>> START Excerpted records

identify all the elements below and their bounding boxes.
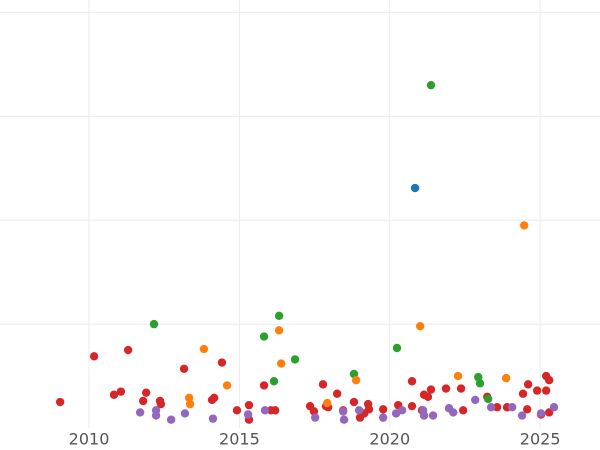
point	[151, 411, 161, 420]
point	[501, 373, 511, 383]
point	[407, 401, 417, 411]
point	[166, 415, 176, 424]
point	[274, 326, 284, 335]
point	[332, 389, 342, 398]
point	[351, 376, 361, 385]
point	[244, 400, 254, 410]
point	[55, 397, 65, 407]
point	[449, 408, 458, 417]
point	[426, 385, 436, 394]
point	[209, 393, 219, 403]
point	[523, 405, 532, 414]
point	[260, 406, 270, 415]
x-tick-label: 2025	[520, 430, 561, 449]
point	[243, 410, 253, 419]
point	[141, 388, 151, 397]
point	[410, 183, 420, 193]
point	[549, 403, 559, 412]
x-tick-label: 2010	[69, 430, 110, 449]
point	[309, 407, 319, 416]
point	[470, 395, 480, 405]
point	[310, 413, 320, 422]
point	[364, 405, 374, 414]
point	[123, 345, 133, 355]
point	[259, 381, 269, 390]
point	[456, 384, 466, 393]
point	[290, 355, 300, 364]
point	[180, 409, 190, 418]
point	[222, 381, 232, 390]
point	[378, 405, 388, 414]
x-tick-label: 2015	[219, 430, 260, 449]
point	[338, 407, 348, 416]
point	[415, 321, 425, 331]
point	[419, 411, 429, 420]
point	[453, 371, 463, 381]
point	[270, 406, 280, 415]
point	[428, 411, 438, 420]
point	[156, 399, 166, 409]
point	[89, 352, 99, 361]
point	[274, 311, 284, 321]
point	[318, 380, 328, 389]
point	[492, 403, 502, 412]
point	[475, 379, 485, 388]
point	[232, 406, 242, 415]
point	[423, 392, 433, 402]
point	[426, 80, 436, 90]
point	[109, 390, 119, 399]
point	[518, 389, 528, 398]
point	[354, 406, 364, 415]
point	[378, 413, 388, 422]
point	[544, 376, 554, 385]
point	[407, 377, 417, 386]
point	[339, 415, 349, 424]
point	[532, 386, 542, 395]
point	[517, 411, 527, 420]
point	[149, 319, 159, 329]
point	[259, 332, 269, 341]
point	[184, 393, 194, 403]
point	[520, 221, 529, 230]
point	[217, 358, 227, 367]
point	[536, 409, 546, 418]
point	[458, 406, 468, 415]
point	[277, 359, 286, 368]
point	[116, 387, 126, 396]
point	[269, 377, 279, 386]
point	[441, 384, 451, 393]
point	[323, 398, 332, 408]
point	[199, 344, 209, 354]
point	[185, 399, 195, 409]
point	[523, 380, 533, 389]
point	[397, 406, 407, 415]
point	[486, 403, 496, 412]
x-tick-label: 2020	[369, 430, 410, 449]
point	[138, 396, 148, 406]
point	[392, 343, 402, 353]
point	[135, 408, 145, 417]
point	[208, 414, 218, 423]
point	[349, 397, 359, 407]
point	[541, 386, 551, 395]
point	[507, 403, 517, 412]
point	[179, 364, 189, 373]
point	[483, 394, 493, 404]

>> END Excerpted records

Aim: Update all of the entries above by replacing each "x-tick-label" with "x-axis label" and keeping every other part identical. Leave the pictures out of your answer.

Task solution:
identify all the elements below and their bounding boxes.
point	[151, 411, 161, 420]
point	[501, 373, 511, 383]
point	[407, 401, 417, 411]
point	[166, 415, 176, 424]
point	[274, 326, 284, 335]
point	[332, 389, 342, 398]
point	[351, 376, 361, 385]
point	[244, 400, 254, 410]
point	[55, 397, 65, 407]
point	[449, 408, 458, 417]
point	[426, 385, 436, 394]
point	[209, 393, 219, 403]
point	[523, 405, 532, 414]
point	[260, 406, 270, 415]
x-axis label: 2025	[520, 430, 561, 449]
point	[243, 410, 253, 419]
point	[141, 388, 151, 397]
point	[410, 183, 420, 193]
point	[549, 403, 559, 412]
x-axis label: 2010	[69, 430, 110, 449]
point	[309, 407, 319, 416]
point	[470, 395, 480, 405]
point	[310, 413, 320, 422]
point	[364, 405, 374, 414]
point	[123, 345, 133, 355]
point	[259, 381, 269, 390]
point	[456, 384, 466, 393]
point	[290, 355, 300, 364]
point	[180, 409, 190, 418]
point	[222, 381, 232, 390]
point	[378, 405, 388, 414]
x-axis label: 2015	[219, 430, 260, 449]
point	[338, 407, 348, 416]
point	[415, 321, 425, 331]
point	[419, 411, 429, 420]
point	[453, 371, 463, 381]
point	[270, 406, 280, 415]
point	[428, 411, 438, 420]
point	[156, 399, 166, 409]
point	[89, 352, 99, 361]
point	[274, 311, 284, 321]
point	[318, 380, 328, 389]
point	[492, 403, 502, 412]
point	[475, 379, 485, 388]
point	[232, 406, 242, 415]
point	[423, 392, 433, 402]
point	[426, 80, 436, 90]
point	[109, 390, 119, 399]
point	[518, 389, 528, 398]
point	[354, 406, 364, 415]
point	[378, 413, 388, 422]
point	[544, 376, 554, 385]
point	[407, 377, 417, 386]
point	[339, 415, 349, 424]
point	[532, 386, 542, 395]
point	[517, 411, 527, 420]
point	[149, 319, 159, 329]
point	[259, 332, 269, 341]
point	[184, 393, 194, 403]
point	[520, 221, 529, 230]
point	[217, 358, 227, 367]
point	[536, 409, 546, 418]
point	[458, 406, 468, 415]
point	[277, 359, 286, 368]
point	[116, 387, 126, 396]
point	[269, 377, 279, 386]
point	[441, 384, 451, 393]
point	[323, 398, 332, 408]
point	[199, 344, 209, 354]
point	[185, 399, 195, 409]
point	[523, 380, 533, 389]
point	[397, 406, 407, 415]
point	[486, 403, 496, 412]
x-axis label: 2020	[369, 430, 410, 449]
point	[138, 396, 148, 406]
point	[392, 343, 402, 353]
point	[135, 408, 145, 417]
point	[208, 414, 218, 423]
point	[349, 397, 359, 407]
point	[541, 386, 551, 395]
point	[507, 403, 517, 412]
point	[179, 364, 189, 373]
point	[483, 394, 493, 404]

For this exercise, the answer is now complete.